O QUE FAZER:
Devolva, sem nenhuma alteração, tudo o que vai desde "A 9ª Câmara" até "mulher naquele momento." no texto sobre a condenação por estelionato sentimental.

Homem de 42 anos foi condenado a quatro anos de reclusão.
Homem é condenado por estelionato sentimental (Foto Reprodução Redes Sociais)

Homem é condenado por estelionato sentimental (Foto Reprodução Redes Sociais)

A 9ª Câmara de Direito Criminal do Tribunal de Justiça de São Paulo (TJSP) confirmou a decisão da 18ª Vara Criminal da Capital, que condenou um homem de 42 anos a quatro anos de reclusão, em regime inicial aberto. Ele também deverá pagar uma indenização de R$ 116 mil à sua ex-namorada, de 45 anos, pelo crime de estelionato sentimental.

Conforme registrado nos autos, quatro meses após o início do relacionamento, o homem pediu dinheiro emprestado à namorada, alegando que precisava quitar uma dívida com um agiota. Ele teria se aproveitado da fragilidade emocional da mulher naquele momento.

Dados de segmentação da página
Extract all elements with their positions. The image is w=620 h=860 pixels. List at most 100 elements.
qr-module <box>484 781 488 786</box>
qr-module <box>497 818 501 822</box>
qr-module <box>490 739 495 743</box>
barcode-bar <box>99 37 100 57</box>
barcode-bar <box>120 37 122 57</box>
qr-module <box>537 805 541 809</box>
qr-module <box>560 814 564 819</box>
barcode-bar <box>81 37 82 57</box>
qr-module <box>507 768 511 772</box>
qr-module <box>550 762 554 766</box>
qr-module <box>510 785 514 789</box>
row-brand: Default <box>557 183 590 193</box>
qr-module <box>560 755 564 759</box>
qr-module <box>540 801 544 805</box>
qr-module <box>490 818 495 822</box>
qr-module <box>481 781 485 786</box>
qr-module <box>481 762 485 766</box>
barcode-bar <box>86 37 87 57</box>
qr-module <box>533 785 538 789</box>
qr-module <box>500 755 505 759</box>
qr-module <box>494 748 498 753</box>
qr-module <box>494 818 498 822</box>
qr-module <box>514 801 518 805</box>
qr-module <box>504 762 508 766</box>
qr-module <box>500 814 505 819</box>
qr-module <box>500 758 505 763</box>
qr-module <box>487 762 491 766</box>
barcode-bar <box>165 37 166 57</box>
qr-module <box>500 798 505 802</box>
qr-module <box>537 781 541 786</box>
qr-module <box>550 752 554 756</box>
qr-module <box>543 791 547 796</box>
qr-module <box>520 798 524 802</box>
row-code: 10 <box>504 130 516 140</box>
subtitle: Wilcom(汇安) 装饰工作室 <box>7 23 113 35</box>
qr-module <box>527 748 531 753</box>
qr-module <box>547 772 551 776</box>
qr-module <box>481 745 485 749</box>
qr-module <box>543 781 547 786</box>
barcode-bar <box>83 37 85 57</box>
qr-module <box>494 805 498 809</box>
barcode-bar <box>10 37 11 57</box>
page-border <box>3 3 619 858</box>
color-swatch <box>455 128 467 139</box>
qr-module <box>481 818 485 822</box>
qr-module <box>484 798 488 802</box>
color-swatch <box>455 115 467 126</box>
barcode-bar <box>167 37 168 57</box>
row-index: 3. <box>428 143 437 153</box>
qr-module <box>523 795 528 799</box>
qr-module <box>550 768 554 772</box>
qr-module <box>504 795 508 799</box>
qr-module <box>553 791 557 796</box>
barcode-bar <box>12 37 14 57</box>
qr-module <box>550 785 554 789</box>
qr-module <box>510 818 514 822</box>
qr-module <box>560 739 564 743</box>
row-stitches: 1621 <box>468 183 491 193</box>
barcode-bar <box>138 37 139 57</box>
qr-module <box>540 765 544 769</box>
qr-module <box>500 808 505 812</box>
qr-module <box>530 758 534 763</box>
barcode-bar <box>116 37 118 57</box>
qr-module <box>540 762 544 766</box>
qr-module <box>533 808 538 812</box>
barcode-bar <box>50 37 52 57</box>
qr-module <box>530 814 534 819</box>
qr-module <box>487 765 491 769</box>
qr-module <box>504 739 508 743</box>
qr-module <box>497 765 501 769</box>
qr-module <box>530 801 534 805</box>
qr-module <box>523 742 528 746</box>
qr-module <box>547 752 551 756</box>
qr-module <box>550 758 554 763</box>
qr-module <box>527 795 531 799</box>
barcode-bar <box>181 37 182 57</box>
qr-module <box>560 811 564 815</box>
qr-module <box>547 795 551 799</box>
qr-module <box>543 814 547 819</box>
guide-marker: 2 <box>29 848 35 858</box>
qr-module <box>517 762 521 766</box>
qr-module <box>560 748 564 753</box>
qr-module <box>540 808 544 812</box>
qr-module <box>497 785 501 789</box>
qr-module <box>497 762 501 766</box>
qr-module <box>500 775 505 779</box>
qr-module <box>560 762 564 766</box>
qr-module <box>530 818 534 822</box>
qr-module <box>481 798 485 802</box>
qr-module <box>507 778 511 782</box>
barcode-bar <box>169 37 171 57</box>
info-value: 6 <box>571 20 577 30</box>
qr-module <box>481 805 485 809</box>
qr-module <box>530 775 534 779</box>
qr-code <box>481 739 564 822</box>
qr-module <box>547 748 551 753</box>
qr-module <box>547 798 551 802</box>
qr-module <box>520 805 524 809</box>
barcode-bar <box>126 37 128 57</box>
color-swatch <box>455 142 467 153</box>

RESULTADO DO EXERCÍCIO:
A 9ª Câmara de Direito Criminal do Tribunal de Justiça de São Paulo (TJSP) confirmou a decisão da 18ª Vara Criminal da Capital, que condenou um homem de 42 anos a quatro anos de reclusão, em regime inicial aberto. Ele também deverá pagar uma indenização de R$ 116 mil à sua ex-namorada, de 45 anos, pelo crime de estelionato sentimental.

Conforme registrado nos autos, quatro meses após o início do relacionamento, o homem pediu dinheiro emprestado à namorada, alegando que precisava quitar uma dívida com um agiota. Ele teria se aproveitado da fragilidade emocional da mulher naquele momento.